The Truth About Interning At A Non-Profit

The year after I graduated from college I lived with eight people in a three bedroom apartment on the beach. True story. I was working for a non-profit called Krochet Kids International, which works to empower women in developing countries, such as Peru and Uganda, to rise above poverty through employment and financial/job training. The company is honestly just amazing, and you should definitely take a hop over to their site, if you haven’t heard of them before (or even if you have).

I’ve been thinking a lot about my time in Newport Beach, lately, and how much it turned me into the person I am today. It was one of those turning points in my life, that sent me down the path I’m on now, and I’ve really grateful for that opportunity. Here’s what I learned from my time there:

1. People Matter

When situations get crazy in your personal life, or in the world at large it can be easy to stop thinking about others, and start focusing more internally. I get it. We’re human and we want to protect ourselves. But building a turtle shell existence is not going to help or save you. What it will do is harden you to the things that are going on. Traveling is important to me, whether I’m taking a day trip or a weekend vacation because it introduces me to all types of people, traditions, cultures and places where I don’t “belong.” It makes me feel small.

========================

» Tasks
- A) In the post on interning at a non-profit, which two countries are named as places where Krochet Kids International works?
- B) Using the post on interning at a non-profit, explain why traveling matters to the writer.
- C) Reproduce the passage of the post on interning at a non-profit between "When situations get" and "me feel small.", inclusive.
Answer using only the post on interning at a non-profit.

========================

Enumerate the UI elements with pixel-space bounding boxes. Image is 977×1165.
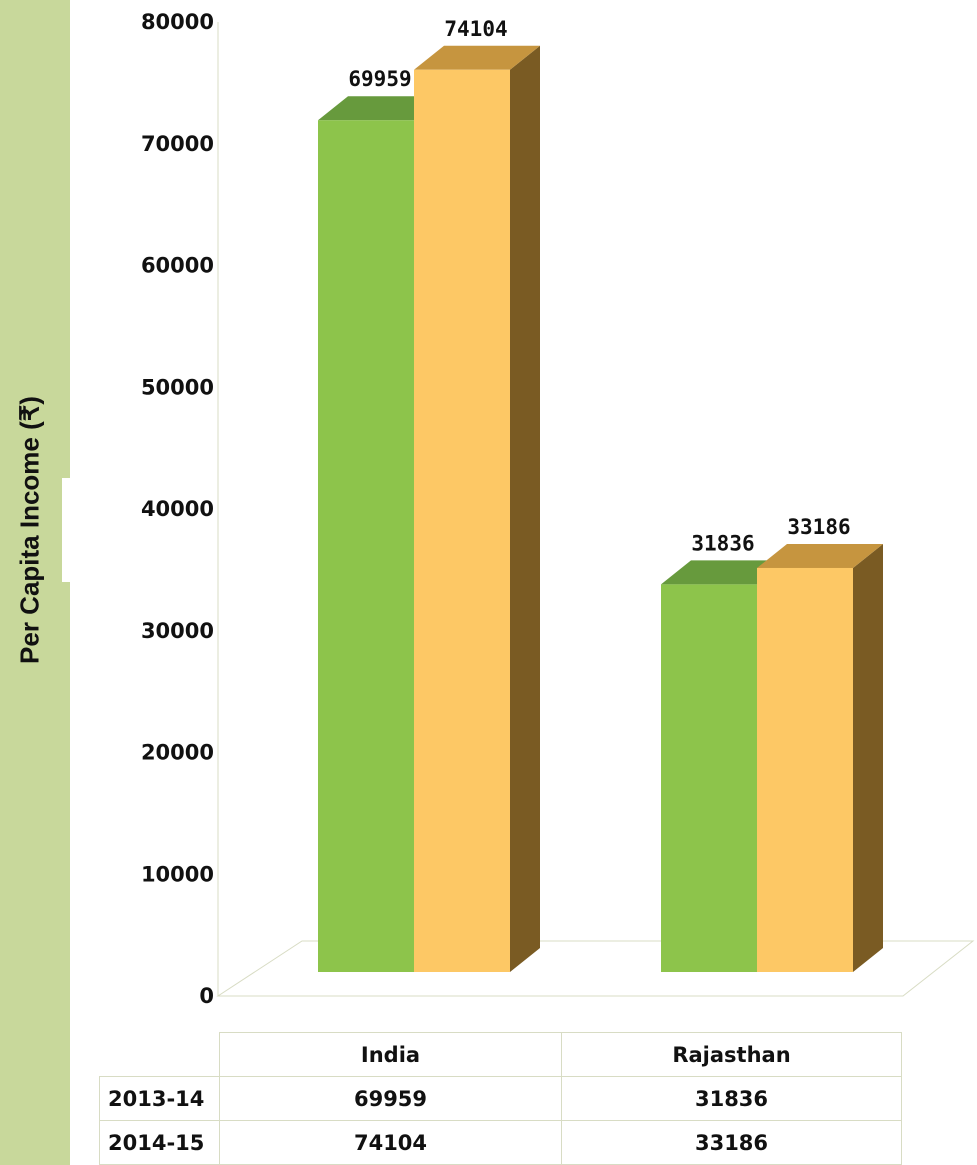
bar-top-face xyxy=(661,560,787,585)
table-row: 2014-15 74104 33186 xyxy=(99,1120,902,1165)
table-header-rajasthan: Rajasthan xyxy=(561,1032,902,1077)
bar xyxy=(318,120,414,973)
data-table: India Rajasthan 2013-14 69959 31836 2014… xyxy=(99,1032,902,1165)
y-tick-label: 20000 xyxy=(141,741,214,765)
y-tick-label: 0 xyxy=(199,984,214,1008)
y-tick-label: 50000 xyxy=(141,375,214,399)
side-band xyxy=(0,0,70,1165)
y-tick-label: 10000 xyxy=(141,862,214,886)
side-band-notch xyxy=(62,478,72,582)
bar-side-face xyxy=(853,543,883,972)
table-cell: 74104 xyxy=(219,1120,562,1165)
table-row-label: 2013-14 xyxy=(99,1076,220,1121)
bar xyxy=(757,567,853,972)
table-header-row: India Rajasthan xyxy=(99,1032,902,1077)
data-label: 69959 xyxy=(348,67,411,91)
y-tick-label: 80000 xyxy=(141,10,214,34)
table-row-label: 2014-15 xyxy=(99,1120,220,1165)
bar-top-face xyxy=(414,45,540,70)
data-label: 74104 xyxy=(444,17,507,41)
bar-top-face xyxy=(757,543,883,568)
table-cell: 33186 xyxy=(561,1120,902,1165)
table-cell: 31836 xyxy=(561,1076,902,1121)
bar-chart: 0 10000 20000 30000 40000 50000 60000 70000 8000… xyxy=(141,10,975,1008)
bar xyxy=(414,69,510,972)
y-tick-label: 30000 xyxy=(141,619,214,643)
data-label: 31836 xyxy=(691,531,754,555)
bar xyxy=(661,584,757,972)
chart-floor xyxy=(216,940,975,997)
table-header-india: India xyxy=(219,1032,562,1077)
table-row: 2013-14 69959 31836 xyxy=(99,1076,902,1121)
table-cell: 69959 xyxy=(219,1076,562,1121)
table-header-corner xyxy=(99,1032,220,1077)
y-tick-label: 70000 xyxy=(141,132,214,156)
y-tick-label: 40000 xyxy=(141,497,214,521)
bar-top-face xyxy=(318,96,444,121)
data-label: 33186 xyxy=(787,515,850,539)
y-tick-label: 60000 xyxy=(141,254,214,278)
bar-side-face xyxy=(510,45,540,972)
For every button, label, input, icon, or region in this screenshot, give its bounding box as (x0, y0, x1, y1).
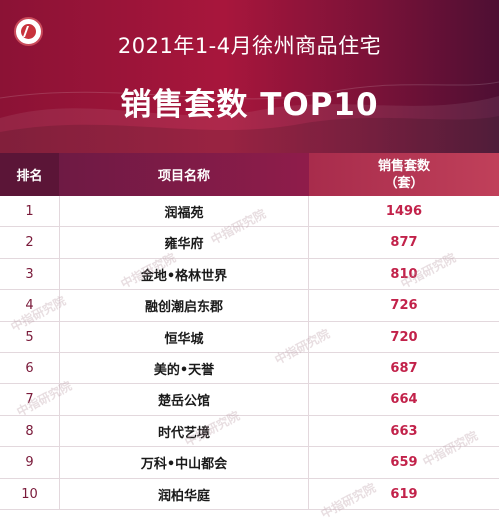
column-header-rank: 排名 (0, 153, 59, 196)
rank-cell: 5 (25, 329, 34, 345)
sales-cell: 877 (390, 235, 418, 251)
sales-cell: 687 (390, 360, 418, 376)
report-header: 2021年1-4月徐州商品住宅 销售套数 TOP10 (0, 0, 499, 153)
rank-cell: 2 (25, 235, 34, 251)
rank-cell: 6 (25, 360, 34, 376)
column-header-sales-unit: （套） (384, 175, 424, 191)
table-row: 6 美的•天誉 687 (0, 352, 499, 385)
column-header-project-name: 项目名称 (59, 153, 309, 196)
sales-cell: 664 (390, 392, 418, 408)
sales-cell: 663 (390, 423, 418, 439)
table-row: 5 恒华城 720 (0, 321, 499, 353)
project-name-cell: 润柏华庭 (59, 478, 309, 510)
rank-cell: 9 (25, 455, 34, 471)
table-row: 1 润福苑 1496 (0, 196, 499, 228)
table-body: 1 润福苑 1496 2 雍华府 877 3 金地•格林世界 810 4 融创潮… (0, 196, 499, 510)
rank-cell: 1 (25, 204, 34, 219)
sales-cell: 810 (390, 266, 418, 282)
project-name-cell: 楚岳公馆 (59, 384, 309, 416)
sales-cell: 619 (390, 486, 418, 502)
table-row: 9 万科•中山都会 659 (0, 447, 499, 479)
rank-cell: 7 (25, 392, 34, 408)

========================

» Results in order
- A) Peru and Uganda.

- B) Traveling introduces the writer to all types of people, traditions, cultures, and places where the writer doesn't "belong." That experience makes the writer feel small.

- C)
When situations get crazy in your personal life, or in the world at large it can be easy to stop thinking about others, and start focusing more internally. I get it. We’re human and we want to protect ourselves. But building a turtle shell existence is not going to help or save you. What it will do is harden you to the things that are going on. Traveling is important to me, whether I’m taking a day trip or a weekend vacation because it introduces me to all types of people, traditions, cultures and places where I don’t “belong.” It makes me feel small.